* **TASK GOAL**
Scan the listing below. Report each line that includes "text".
——————
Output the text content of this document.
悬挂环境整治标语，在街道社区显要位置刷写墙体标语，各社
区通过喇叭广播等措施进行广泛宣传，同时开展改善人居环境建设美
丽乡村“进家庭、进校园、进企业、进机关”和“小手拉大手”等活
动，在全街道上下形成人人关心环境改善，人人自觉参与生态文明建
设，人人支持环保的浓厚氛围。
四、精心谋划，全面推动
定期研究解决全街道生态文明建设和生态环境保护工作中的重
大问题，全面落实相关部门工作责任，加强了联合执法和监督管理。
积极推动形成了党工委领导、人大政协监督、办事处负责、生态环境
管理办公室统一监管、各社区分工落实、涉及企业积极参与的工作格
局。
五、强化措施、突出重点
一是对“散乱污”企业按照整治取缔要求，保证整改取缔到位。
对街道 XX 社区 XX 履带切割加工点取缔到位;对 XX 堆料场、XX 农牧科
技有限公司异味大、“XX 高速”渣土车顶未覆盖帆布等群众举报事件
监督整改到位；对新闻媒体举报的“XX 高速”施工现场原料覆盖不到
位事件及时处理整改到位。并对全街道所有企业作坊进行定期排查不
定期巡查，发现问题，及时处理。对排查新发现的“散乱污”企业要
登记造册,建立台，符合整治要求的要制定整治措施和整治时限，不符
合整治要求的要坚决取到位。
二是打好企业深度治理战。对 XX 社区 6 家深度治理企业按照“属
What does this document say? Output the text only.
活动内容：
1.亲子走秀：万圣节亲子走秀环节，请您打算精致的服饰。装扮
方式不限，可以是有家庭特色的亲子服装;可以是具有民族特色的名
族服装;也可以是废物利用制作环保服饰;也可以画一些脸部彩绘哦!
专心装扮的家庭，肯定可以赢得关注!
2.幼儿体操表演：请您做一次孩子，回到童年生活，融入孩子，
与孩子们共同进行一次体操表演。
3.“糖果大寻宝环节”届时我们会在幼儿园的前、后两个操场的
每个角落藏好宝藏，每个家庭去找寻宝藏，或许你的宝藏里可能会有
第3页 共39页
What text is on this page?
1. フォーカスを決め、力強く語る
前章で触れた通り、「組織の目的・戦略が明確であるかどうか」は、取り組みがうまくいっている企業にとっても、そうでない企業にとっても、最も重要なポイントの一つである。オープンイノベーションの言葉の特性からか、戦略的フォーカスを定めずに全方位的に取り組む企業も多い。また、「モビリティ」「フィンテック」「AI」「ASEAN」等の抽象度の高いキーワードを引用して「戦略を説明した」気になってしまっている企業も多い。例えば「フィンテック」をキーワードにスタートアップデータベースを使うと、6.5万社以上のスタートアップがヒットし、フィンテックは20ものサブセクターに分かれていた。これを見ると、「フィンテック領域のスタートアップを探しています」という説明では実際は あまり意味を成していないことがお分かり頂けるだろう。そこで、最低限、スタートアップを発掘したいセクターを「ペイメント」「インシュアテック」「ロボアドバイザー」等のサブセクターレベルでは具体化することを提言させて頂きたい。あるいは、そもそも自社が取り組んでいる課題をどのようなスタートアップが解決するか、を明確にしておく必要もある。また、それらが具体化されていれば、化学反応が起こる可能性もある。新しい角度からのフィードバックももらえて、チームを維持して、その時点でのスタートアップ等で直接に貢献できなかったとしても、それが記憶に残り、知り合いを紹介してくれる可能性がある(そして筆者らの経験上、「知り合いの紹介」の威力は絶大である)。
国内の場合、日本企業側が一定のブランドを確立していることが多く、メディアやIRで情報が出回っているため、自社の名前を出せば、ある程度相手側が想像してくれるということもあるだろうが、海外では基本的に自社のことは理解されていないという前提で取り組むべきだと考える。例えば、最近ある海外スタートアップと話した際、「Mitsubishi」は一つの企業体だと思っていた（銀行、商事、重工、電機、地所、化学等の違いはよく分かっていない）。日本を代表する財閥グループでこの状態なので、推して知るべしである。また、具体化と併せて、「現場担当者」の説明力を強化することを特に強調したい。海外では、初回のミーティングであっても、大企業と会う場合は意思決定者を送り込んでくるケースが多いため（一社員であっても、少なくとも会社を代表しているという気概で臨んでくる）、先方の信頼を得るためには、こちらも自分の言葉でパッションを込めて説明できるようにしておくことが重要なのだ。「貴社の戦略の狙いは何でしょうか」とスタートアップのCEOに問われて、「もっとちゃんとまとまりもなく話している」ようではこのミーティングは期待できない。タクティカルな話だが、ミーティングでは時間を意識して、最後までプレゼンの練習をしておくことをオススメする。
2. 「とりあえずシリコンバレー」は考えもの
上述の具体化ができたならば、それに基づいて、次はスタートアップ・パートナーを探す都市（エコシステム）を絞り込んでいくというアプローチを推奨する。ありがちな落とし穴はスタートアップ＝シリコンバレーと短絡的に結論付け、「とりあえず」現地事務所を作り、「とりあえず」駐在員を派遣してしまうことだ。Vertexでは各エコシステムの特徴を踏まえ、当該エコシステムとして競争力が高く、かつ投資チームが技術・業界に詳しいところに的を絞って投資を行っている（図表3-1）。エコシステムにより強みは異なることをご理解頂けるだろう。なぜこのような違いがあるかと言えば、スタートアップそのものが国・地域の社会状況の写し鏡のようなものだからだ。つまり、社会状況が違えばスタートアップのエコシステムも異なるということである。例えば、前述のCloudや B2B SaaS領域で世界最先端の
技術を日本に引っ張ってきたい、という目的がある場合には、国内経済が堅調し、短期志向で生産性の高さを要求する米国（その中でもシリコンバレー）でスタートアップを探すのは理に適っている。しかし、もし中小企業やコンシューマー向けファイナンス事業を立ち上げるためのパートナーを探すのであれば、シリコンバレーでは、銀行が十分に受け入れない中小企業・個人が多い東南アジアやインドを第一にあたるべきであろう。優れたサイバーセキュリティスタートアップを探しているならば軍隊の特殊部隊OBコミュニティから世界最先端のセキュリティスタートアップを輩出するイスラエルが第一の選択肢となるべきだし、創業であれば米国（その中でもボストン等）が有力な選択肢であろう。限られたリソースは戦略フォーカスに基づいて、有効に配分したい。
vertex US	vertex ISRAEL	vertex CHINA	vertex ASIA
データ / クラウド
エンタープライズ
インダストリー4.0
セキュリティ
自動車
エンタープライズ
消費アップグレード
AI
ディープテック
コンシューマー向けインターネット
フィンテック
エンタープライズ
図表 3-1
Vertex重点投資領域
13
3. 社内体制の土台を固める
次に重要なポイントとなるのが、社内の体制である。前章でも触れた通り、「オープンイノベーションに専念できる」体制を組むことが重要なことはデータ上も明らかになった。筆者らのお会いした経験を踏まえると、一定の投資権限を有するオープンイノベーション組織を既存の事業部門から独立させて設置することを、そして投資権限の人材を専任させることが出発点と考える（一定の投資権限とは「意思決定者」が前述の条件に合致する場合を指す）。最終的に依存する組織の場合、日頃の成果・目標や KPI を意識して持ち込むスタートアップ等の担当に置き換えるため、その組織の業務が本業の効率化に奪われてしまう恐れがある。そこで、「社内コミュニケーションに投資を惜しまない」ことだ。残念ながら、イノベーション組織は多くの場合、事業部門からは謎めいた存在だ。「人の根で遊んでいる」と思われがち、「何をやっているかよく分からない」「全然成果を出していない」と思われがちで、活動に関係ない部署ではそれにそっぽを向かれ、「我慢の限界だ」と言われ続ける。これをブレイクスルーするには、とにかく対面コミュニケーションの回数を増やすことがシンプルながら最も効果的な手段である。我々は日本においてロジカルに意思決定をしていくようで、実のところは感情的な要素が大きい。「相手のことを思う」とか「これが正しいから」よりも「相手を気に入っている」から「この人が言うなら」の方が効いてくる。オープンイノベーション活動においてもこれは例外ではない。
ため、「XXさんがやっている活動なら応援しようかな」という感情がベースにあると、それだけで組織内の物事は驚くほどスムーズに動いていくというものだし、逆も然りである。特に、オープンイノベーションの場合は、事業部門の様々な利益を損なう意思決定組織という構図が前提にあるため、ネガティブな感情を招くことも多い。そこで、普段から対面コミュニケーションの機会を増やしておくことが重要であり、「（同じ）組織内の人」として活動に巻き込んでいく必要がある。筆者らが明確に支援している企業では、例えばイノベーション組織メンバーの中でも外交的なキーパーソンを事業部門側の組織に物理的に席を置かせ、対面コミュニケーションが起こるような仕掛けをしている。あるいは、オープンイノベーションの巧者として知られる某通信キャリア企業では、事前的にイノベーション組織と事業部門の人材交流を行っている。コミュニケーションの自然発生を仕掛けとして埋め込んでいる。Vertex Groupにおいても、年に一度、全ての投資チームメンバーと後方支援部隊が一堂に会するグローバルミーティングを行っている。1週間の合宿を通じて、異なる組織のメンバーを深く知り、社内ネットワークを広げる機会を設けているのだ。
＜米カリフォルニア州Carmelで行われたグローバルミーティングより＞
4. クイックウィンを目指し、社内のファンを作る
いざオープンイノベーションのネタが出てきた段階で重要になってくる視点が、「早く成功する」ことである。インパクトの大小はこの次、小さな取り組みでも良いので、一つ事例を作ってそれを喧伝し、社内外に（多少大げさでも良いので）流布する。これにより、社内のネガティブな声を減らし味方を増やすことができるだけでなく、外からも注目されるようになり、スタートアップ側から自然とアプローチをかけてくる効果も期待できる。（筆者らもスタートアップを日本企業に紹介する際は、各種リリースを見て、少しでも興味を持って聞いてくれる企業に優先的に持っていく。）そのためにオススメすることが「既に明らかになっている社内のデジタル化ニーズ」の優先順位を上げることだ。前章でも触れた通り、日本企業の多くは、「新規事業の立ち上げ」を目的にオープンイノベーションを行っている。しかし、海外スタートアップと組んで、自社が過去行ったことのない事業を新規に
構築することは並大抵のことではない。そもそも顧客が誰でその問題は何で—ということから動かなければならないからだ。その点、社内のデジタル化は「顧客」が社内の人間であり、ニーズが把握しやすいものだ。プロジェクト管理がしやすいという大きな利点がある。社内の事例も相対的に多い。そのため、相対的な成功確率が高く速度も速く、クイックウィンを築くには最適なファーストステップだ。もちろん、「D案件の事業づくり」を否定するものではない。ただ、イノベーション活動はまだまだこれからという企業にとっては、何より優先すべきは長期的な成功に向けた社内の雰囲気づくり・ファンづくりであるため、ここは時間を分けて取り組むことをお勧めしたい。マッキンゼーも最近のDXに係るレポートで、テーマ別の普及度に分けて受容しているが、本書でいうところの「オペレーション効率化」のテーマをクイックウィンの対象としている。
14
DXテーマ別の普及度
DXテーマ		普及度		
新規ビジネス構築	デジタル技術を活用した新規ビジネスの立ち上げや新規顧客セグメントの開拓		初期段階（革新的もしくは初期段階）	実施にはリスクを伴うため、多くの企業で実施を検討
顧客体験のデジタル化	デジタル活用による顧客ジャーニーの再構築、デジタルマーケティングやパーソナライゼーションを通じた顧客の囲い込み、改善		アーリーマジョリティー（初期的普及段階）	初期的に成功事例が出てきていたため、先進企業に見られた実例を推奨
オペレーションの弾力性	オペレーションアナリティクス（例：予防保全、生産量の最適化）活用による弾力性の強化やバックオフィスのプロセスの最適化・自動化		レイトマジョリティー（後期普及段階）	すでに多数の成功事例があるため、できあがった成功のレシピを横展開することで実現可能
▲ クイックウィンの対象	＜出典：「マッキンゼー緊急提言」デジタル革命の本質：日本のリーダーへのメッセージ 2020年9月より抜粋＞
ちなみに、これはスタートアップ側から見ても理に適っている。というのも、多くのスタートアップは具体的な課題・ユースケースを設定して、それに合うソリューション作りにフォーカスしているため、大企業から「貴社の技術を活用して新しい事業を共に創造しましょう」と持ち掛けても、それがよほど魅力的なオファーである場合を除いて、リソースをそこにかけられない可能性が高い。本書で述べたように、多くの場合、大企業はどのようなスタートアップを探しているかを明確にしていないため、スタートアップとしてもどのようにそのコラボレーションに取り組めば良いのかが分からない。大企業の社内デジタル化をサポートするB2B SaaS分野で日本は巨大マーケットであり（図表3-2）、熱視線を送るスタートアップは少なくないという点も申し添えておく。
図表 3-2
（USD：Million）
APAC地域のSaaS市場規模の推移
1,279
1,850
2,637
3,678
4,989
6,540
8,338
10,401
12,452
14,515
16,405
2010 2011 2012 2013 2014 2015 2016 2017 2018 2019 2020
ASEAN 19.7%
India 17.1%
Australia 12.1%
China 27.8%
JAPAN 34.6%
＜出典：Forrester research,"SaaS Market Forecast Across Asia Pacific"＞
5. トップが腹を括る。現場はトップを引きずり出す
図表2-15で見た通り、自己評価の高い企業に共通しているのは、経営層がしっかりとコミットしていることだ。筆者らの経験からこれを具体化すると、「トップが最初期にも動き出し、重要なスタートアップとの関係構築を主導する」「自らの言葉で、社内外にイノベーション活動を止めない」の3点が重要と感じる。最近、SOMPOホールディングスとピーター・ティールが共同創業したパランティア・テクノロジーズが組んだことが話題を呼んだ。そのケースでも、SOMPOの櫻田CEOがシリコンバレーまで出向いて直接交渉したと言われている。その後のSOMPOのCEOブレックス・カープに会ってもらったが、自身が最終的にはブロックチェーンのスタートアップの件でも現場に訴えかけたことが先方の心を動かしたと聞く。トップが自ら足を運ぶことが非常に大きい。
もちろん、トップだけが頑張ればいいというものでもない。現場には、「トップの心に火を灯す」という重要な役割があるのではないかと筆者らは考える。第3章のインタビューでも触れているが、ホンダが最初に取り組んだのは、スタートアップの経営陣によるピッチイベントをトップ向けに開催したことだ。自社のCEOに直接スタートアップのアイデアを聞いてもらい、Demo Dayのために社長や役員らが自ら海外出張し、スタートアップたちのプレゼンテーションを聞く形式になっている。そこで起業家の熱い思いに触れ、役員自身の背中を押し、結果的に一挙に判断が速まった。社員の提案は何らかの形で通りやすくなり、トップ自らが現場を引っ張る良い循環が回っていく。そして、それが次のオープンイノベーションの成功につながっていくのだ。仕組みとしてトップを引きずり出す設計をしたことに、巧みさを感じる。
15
——————
* **RESULT FOR THIS TASK**
Output the text content of this document.
What does this document say? Output the text only.
What text is on this page?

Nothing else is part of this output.